Recorded data
━━━
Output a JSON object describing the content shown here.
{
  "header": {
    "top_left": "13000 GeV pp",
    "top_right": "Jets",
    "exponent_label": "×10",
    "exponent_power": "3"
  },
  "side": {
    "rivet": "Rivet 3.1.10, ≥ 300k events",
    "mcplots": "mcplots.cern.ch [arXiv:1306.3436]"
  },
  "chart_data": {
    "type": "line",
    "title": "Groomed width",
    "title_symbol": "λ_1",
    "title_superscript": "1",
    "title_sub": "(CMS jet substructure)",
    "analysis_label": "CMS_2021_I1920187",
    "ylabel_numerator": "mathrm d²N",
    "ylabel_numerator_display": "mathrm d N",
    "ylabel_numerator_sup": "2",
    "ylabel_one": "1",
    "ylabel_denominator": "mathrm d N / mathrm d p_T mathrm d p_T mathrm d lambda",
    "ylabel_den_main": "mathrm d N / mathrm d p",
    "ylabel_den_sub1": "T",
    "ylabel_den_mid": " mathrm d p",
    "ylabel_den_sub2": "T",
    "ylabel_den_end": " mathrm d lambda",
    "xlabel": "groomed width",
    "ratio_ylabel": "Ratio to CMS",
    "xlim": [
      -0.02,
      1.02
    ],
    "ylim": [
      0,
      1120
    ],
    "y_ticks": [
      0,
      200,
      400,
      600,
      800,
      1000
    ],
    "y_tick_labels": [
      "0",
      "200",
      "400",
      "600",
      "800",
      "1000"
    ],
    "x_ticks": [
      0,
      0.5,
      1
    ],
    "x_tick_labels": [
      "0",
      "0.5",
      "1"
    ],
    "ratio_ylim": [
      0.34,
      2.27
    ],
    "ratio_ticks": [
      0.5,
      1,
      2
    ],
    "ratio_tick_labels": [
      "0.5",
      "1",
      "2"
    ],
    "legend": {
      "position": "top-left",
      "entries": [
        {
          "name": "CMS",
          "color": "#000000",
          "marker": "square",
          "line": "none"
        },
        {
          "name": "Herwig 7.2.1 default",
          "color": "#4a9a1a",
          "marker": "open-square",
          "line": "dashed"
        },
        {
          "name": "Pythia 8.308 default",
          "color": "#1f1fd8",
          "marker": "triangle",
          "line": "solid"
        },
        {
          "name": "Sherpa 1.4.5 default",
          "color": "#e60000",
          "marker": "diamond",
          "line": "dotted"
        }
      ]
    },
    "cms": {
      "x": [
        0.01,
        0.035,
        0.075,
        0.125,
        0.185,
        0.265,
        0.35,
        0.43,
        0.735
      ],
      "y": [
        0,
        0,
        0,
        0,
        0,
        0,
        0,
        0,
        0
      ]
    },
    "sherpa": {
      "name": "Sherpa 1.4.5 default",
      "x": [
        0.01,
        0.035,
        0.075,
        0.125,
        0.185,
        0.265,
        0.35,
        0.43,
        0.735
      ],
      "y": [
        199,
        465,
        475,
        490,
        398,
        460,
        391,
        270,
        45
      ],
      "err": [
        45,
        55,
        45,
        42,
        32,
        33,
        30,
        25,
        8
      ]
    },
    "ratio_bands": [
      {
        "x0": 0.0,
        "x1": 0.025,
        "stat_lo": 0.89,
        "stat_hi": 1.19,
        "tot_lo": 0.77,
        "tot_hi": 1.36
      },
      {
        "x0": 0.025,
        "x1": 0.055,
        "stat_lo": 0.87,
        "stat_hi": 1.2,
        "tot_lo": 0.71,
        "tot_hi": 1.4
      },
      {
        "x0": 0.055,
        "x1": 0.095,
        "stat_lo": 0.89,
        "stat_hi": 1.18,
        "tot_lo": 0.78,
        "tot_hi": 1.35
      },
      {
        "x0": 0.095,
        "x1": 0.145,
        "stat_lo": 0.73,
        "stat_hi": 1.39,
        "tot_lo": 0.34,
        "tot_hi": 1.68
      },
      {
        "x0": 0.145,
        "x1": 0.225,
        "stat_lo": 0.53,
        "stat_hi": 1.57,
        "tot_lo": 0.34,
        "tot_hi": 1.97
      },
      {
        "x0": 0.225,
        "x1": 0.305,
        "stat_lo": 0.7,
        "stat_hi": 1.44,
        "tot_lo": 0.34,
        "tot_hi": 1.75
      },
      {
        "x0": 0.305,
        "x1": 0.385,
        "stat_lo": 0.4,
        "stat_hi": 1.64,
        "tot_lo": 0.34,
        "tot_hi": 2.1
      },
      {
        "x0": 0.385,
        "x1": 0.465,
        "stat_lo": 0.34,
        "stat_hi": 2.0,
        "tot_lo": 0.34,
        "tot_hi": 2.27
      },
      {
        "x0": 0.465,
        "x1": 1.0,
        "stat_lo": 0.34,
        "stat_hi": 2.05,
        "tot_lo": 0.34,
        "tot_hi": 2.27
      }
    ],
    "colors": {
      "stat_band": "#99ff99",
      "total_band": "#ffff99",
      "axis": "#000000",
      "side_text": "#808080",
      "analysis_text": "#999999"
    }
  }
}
━━━
Exercise instructions:
Print the listing above in its entirety, with every line exact.

Correct output:
Output a JSON object describing the content shown here.
{
  "header": {
    "top_left": "13000 GeV pp",
    "top_right": "Jets",
    "exponent_label": "×10",
    "exponent_power": "3"
  },
  "side": {
    "rivet": "Rivet 3.1.10, ≥ 300k events",
    "mcplots": "mcplots.cern.ch [arXiv:1306.3436]"
  },
  "chart_data": {
    "type": "line",
    "title": "Groomed width",
    "title_symbol": "λ_1",
    "title_superscript": "1",
    "title_sub": "(CMS jet substructure)",
    "analysis_label": "CMS_2021_I1920187",
    "ylabel_numerator": "mathrm d²N",
    "ylabel_numerator_display": "mathrm d N",
    "ylabel_numerator_sup": "2",
    "ylabel_one": "1",
    "ylabel_denominator": "mathrm d N / mathrm d p_T mathrm d p_T mathrm d lambda",
    "ylabel_den_main": "mathrm d N / mathrm d p",
    "ylabel_den_sub1": "T",
    "ylabel_den_mid": " mathrm d p",
    "ylabel_den_sub2": "T",
    "ylabel_den_end": " mathrm d lambda",
    "xlabel": "groomed width",
    "ratio_ylabel": "Ratio to CMS",
    "xlim": [
      -0.02,
      1.02
    ],
    "ylim": [
      0,
      1120
    ],
    "y_ticks": [
      0,
      200,
      400,
      600,
      800,
      1000
    ],
    "y_tick_labels": [
      "0",
      "200",
      "400",
      "600",
      "800",
      "1000"
    ],
    "x_ticks": [
      0,
      0.5,
      1
    ],
    "x_tick_labels": [
      "0",
      "0.5",
      "1"
    ],
    "ratio_ylim": [
      0.34,
      2.27
    ],
    "ratio_ticks": [
      0.5,
      1,
      2
    ],
    "ratio_tick_labels": [
      "0.5",
      "1",
      "2"
    ],
    "legend": {
      "position": "top-left",
      "entries": [
        {
          "name": "CMS",
          "color": "#000000",
          "marker": "square",
          "line": "none"
        },
        {
          "name": "Herwig 7.2.1 default",
          "color": "#4a9a1a",
          "marker": "open-square",
          "line": "dashed"
        },
        {
          "name": "Pythia 8.308 default",
          "color": "#1f1fd8",
          "marker": "triangle",
          "line": "solid"
        },
        {
          "name": "Sherpa 1.4.5 default",
          "color": "#e60000",
          "marker": "diamond",
          "line": "dotted"
        }
      ]
    },
    "cms": {
      "x": [
        0.01,
        0.035,
        0.075,
        0.125,
        0.185,
        0.265,
        0.35,
        0.43,
        0.735
      ],
      "y": [
        0,
        0,
        0,
        0,
        0,
        0,
        0,
        0,
        0
      ]
    },
    "sherpa": {
      "name": "Sherpa 1.4.5 default",
      "x": [
        0.01,
        0.035,
        0.075,
        0.125,
        0.185,
        0.265,
        0.35,
        0.43,
        0.735
      ],
      "y": [
        199,
        465,
        475,
        490,
        398,
        460,
        391,
        270,
        45
      ],
      "err": [
        45,
        55,
        45,
        42,
        32,
        33,
        30,
        25,
        8
      ]
    },
    "ratio_bands": [
      {
        "x0": 0.0,
        "x1": 0.025,
        "stat_lo": 0.89,
        "stat_hi": 1.19,
        "tot_lo": 0.77,
        "tot_hi": 1.36
      },
      {
        "x0": 0.025,
        "x1": 0.055,
        "stat_lo": 0.87,
        "stat_hi": 1.2,
        "tot_lo": 0.71,
        "tot_hi": 1.4
      },
      {
        "x0": 0.055,
        "x1": 0.095,
        "stat_lo": 0.89,
        "stat_hi": 1.18,
        "tot_lo": 0.78,
        "tot_hi": 1.35
      },
      {
        "x0": 0.095,
        "x1": 0.145,
        "stat_lo": 0.73,
        "stat_hi": 1.39,
        "tot_lo": 0.34,
        "tot_hi": 1.68
      },
      {
        "x0": 0.145,
        "x1": 0.225,
        "stat_lo": 0.53,
        "stat_hi": 1.57,
        "tot_lo": 0.34,
        "tot_hi": 1.97
      },
      {
        "x0": 0.225,
        "x1": 0.305,
        "stat_lo": 0.7,
        "stat_hi": 1.44,
        "tot_lo": 0.34,
        "tot_hi": 1.75
      },
      {
        "x0": 0.305,
        "x1": 0.385,
        "stat_lo": 0.4,
        "stat_hi": 1.64,
        "tot_lo": 0.34,
        "tot_hi": 2.1
      },
      {
        "x0": 0.385,
        "x1": 0.465,
        "stat_lo": 0.34,
        "stat_hi": 2.0,
        "tot_lo": 0.34,
        "tot_hi": 2.27
      },
      {
        "x0": 0.465,
        "x1": 1.0,
        "stat_lo": 0.34,
        "stat_hi": 2.05,
        "tot_lo": 0.34,
        "tot_hi": 2.27
      }
    ],
    "colors": {
      "stat_band": "#99ff99",
      "total_band": "#ffff99",
      "axis": "#000000",
      "side_text": "#808080",
      "analysis_text": "#999999"
    }
  }
}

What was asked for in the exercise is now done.